- DIRECTION
Reproduce the data below in full and exclude every picture.

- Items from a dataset
>> Begin

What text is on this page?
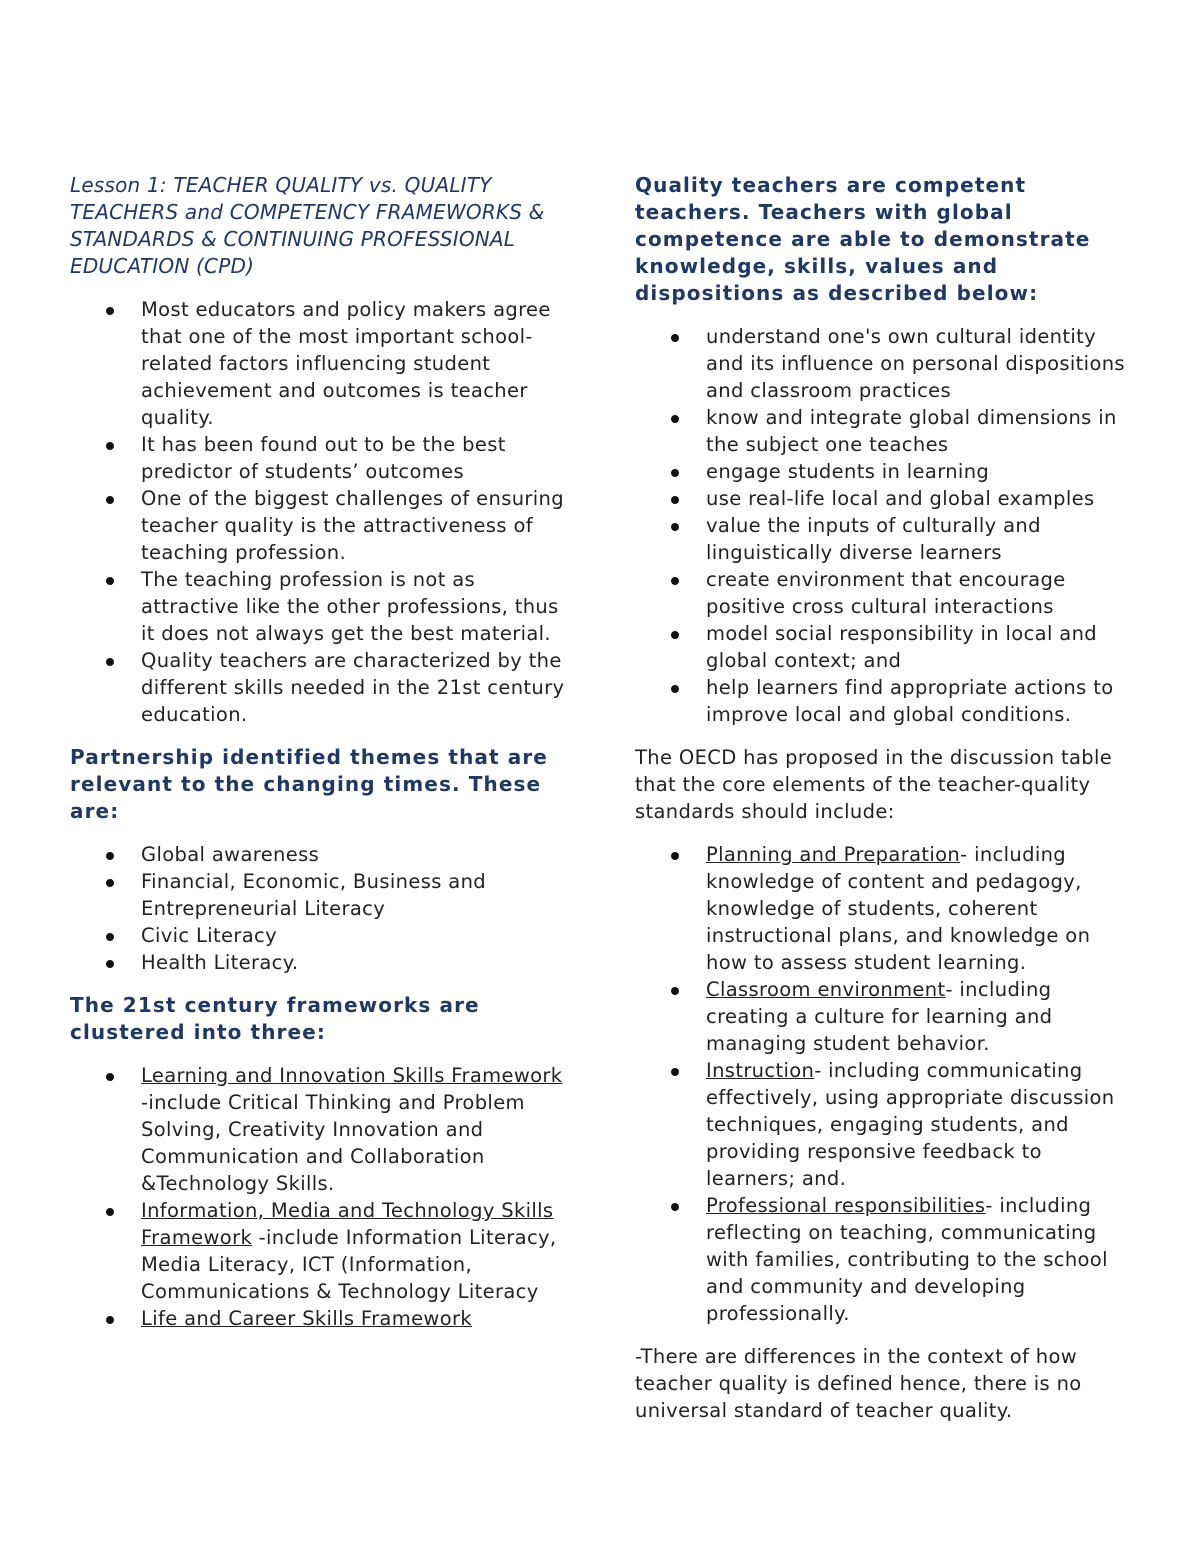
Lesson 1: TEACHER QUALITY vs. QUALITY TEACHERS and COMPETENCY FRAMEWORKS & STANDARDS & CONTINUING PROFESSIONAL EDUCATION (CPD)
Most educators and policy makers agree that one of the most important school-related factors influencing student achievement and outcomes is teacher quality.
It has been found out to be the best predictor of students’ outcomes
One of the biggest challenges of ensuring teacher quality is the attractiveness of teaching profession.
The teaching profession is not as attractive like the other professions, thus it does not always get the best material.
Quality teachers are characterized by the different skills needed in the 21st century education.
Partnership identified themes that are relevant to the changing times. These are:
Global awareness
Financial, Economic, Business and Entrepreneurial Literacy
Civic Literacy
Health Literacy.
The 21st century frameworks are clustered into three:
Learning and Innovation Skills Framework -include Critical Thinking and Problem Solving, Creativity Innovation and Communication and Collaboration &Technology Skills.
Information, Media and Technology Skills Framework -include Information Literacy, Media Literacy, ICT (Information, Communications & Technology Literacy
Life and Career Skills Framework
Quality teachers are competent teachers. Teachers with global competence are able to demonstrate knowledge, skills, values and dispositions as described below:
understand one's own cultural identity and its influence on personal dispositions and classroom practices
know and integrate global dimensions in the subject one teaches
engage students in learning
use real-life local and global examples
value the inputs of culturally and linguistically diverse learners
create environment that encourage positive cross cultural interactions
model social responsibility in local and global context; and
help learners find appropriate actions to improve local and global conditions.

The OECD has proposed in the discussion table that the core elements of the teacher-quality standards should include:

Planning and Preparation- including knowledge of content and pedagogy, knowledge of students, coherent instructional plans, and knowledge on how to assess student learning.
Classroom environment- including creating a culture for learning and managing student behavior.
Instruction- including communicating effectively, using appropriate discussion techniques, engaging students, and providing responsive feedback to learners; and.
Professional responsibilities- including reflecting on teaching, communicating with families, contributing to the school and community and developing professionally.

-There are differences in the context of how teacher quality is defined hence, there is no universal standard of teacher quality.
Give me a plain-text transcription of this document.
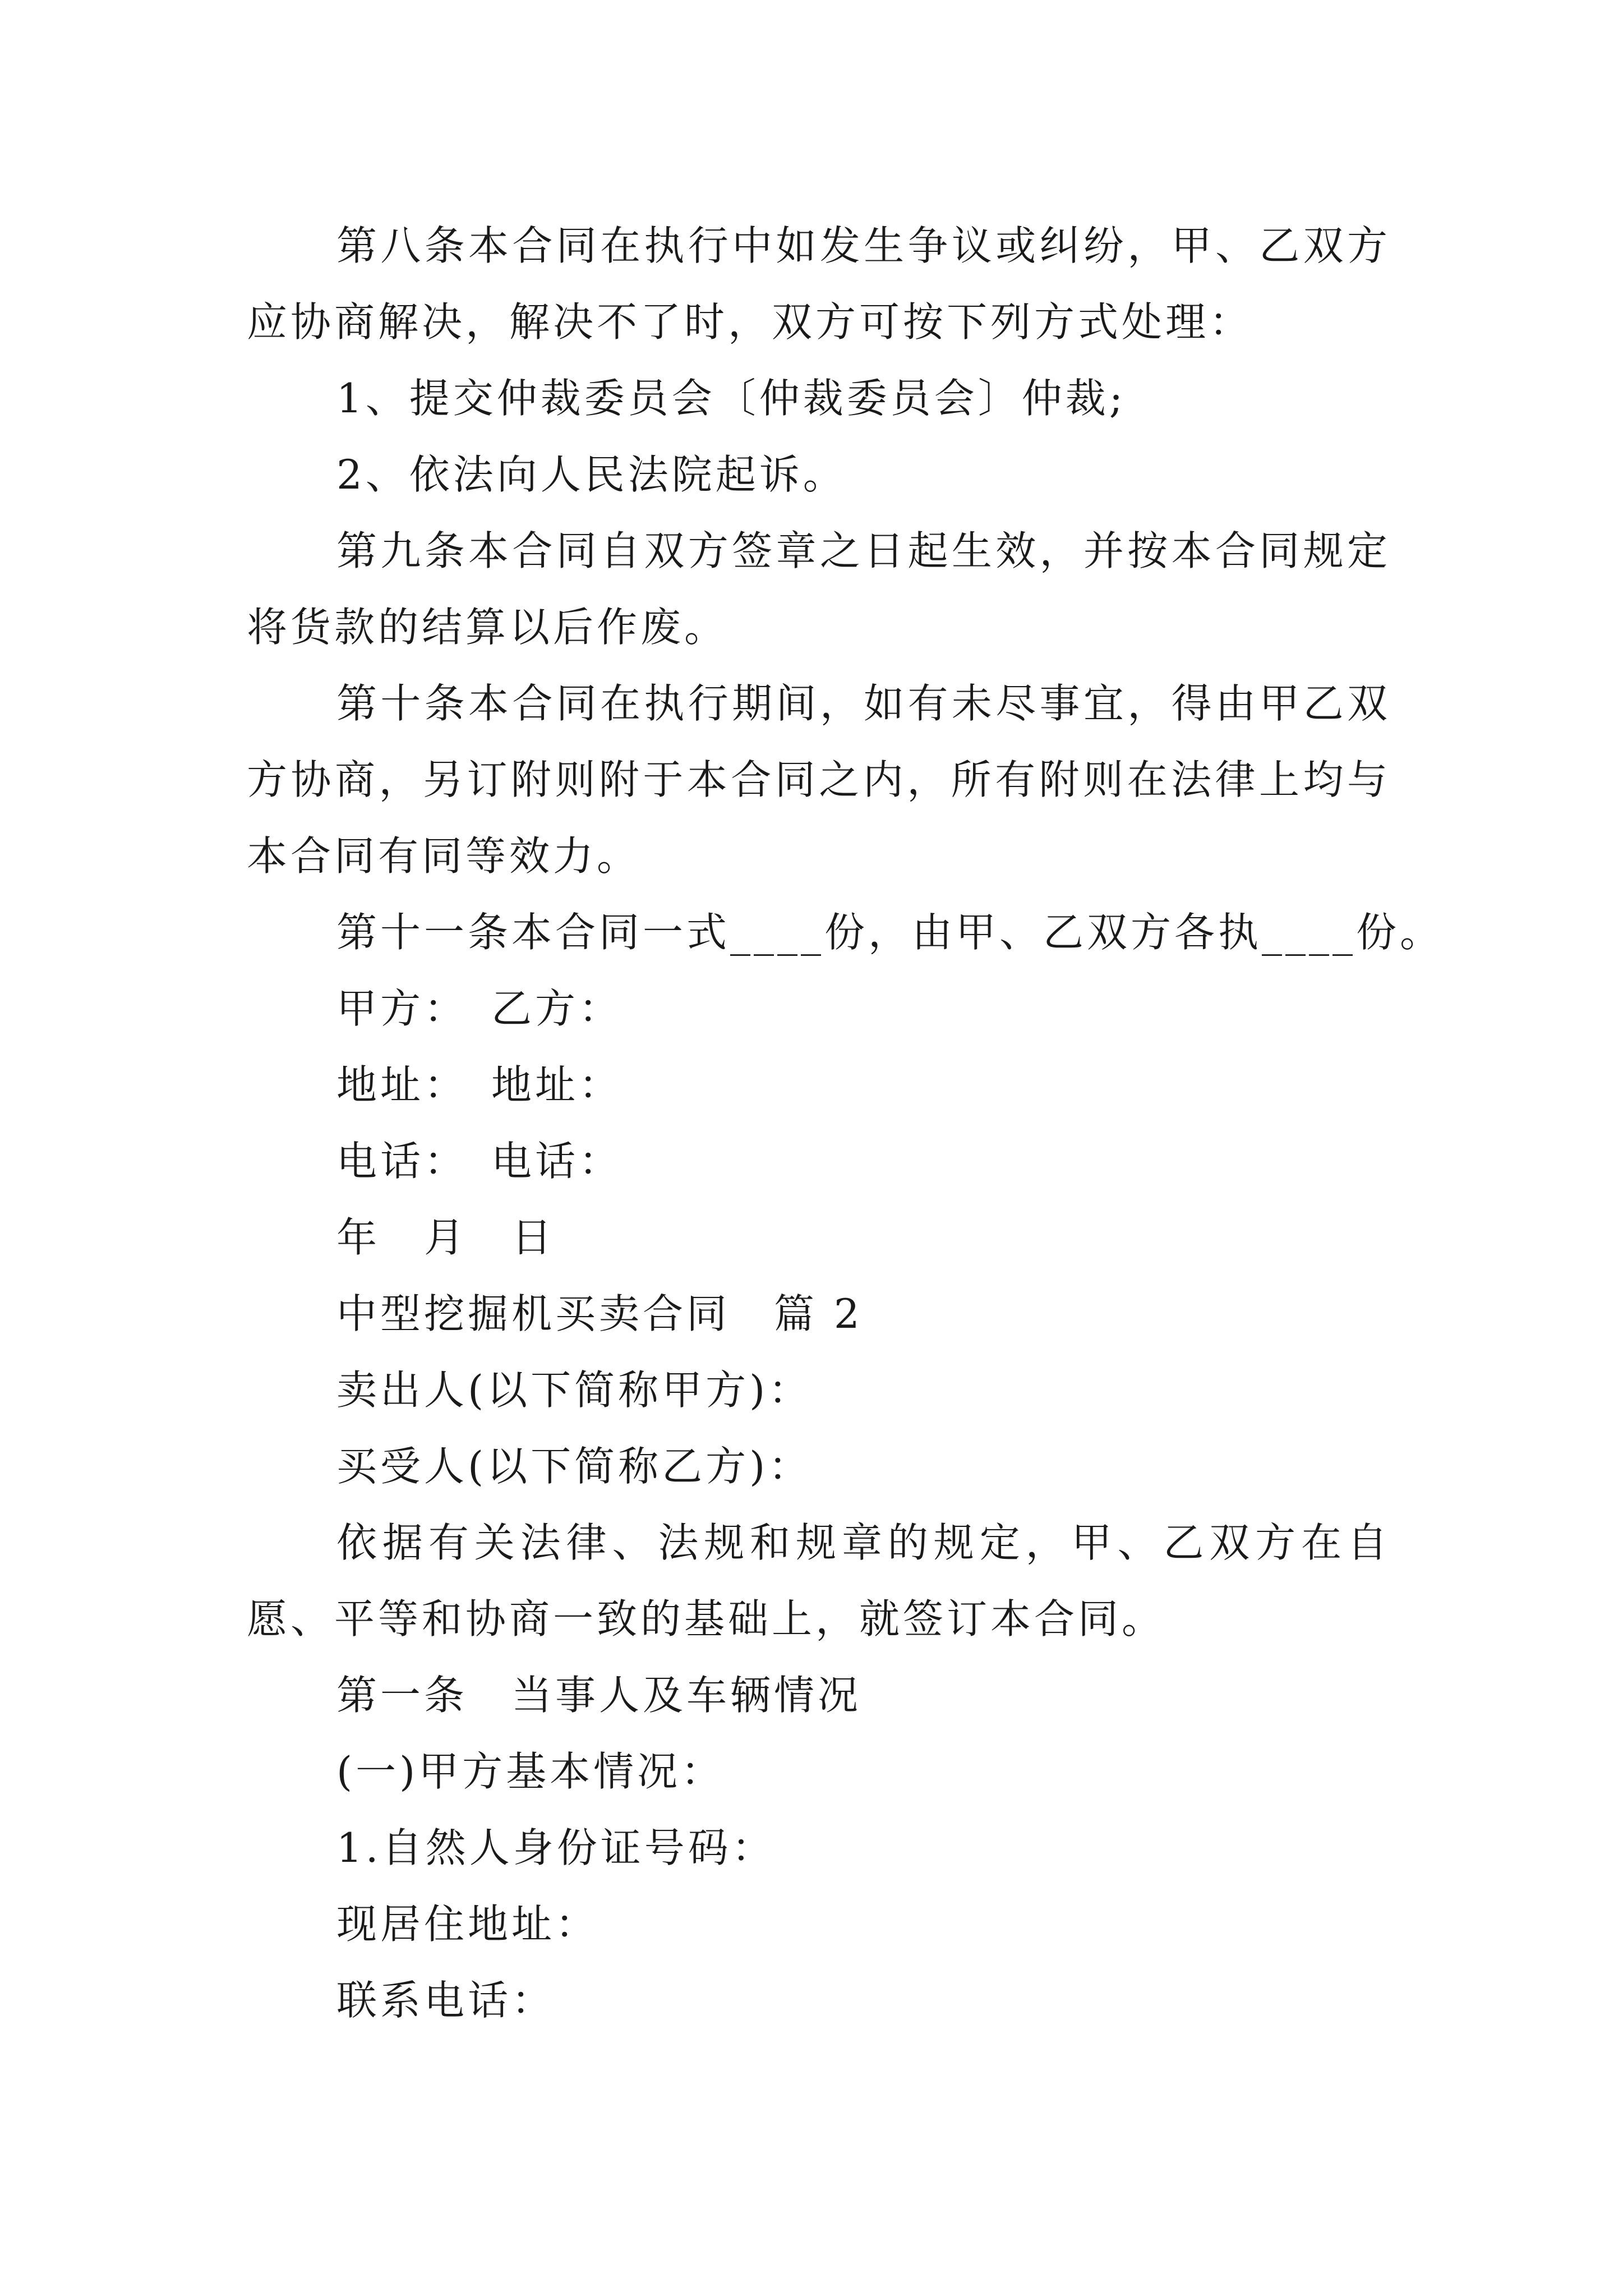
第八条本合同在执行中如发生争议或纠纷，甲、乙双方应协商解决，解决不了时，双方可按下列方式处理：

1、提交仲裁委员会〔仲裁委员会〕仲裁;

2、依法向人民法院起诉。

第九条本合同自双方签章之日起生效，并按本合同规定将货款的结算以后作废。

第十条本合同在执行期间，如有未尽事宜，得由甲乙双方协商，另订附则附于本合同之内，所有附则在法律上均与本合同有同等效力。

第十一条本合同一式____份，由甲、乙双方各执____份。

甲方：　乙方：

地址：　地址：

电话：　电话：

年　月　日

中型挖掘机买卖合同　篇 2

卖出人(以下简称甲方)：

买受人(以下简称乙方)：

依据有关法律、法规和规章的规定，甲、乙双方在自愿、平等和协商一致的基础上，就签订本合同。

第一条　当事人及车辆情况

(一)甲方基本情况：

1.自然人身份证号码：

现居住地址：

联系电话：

>> End

- SOLVED PROBLEM
What text is on this page?
Lesson 1: TEACHER QUALITY vs. QUALITY TEACHERS and COMPETENCY FRAMEWORKS & STANDARDS & CONTINUING PROFESSIONAL EDUCATION (CPD)
Most educators and policy makers agree that one of the most important school-related factors influencing student achievement and outcomes is teacher quality.
It has been found out to be the best predictor of students’ outcomes
One of the biggest challenges of ensuring teacher quality is the attractiveness of teaching profession.
The teaching profession is not as attractive like the other professions, thus it does not always get the best material.
Quality teachers are characterized by the different skills needed in the 21st century education.
Partnership identified themes that are relevant to the changing times. These are:
Global awareness
Financial, Economic, Business and Entrepreneurial Literacy
Civic Literacy
Health Literacy.
The 21st century frameworks are clustered into three:
Learning and Innovation Skills Framework -include Critical Thinking and Problem Solving, Creativity Innovation and Communication and Collaboration &Technology Skills.
Information, Media and Technology Skills Framework -include Information Literacy, Media Literacy, ICT (Information, Communications & Technology Literacy
Life and Career Skills Framework
Quality teachers are competent teachers. Teachers with global competence are able to demonstrate knowledge, skills, values and dispositions as described below:
understand one's own cultural identity and its influence on personal dispositions and classroom practices
know and integrate global dimensions in the subject one teaches
engage students in learning
use real-life local and global examples
value the inputs of culturally and linguistically diverse learners
create environment that encourage positive cross cultural interactions
model social responsibility in local and global context; and
help learners find appropriate actions to improve local and global conditions.

The OECD has proposed in the discussion table that the core elements of the teacher-quality standards should include:

Planning and Preparation- including knowledge of content and pedagogy, knowledge of students, coherent instructional plans, and knowledge on how to assess student learning.
Classroom environment- including creating a culture for learning and managing student behavior.
Instruction- including communicating effectively, using appropriate discussion techniques, engaging students, and providing responsive feedback to learners; and.
Professional responsibilities- including reflecting on teaching, communicating with families, contributing to the school and community and developing professionally.

-There are differences in the context of how teacher quality is defined hence, there is no universal standard of teacher quality.
Give me a plain-text transcription of this document.
第八条本合同在执行中如发生争议或纠纷，甲、乙双方应协商解决，解决不了时，双方可按下列方式处理：

1、提交仲裁委员会〔仲裁委员会〕仲裁;

2、依法向人民法院起诉。

第九条本合同自双方签章之日起生效，并按本合同规定将货款的结算以后作废。

第十条本合同在执行期间，如有未尽事宜，得由甲乙双方协商，另订附则附于本合同之内，所有附则在法律上均与本合同有同等效力。

第十一条本合同一式____份，由甲、乙双方各执____份。

甲方：　乙方：

地址：　地址：

电话：　电话：

年　月　日

中型挖掘机买卖合同　篇 2

卖出人(以下简称甲方)：

买受人(以下简称乙方)：

依据有关法律、法规和规章的规定，甲、乙双方在自愿、平等和协商一致的基础上，就签订本合同。

第一条　当事人及车辆情况

(一)甲方基本情况：

1.自然人身份证号码：

现居住地址：

联系电话：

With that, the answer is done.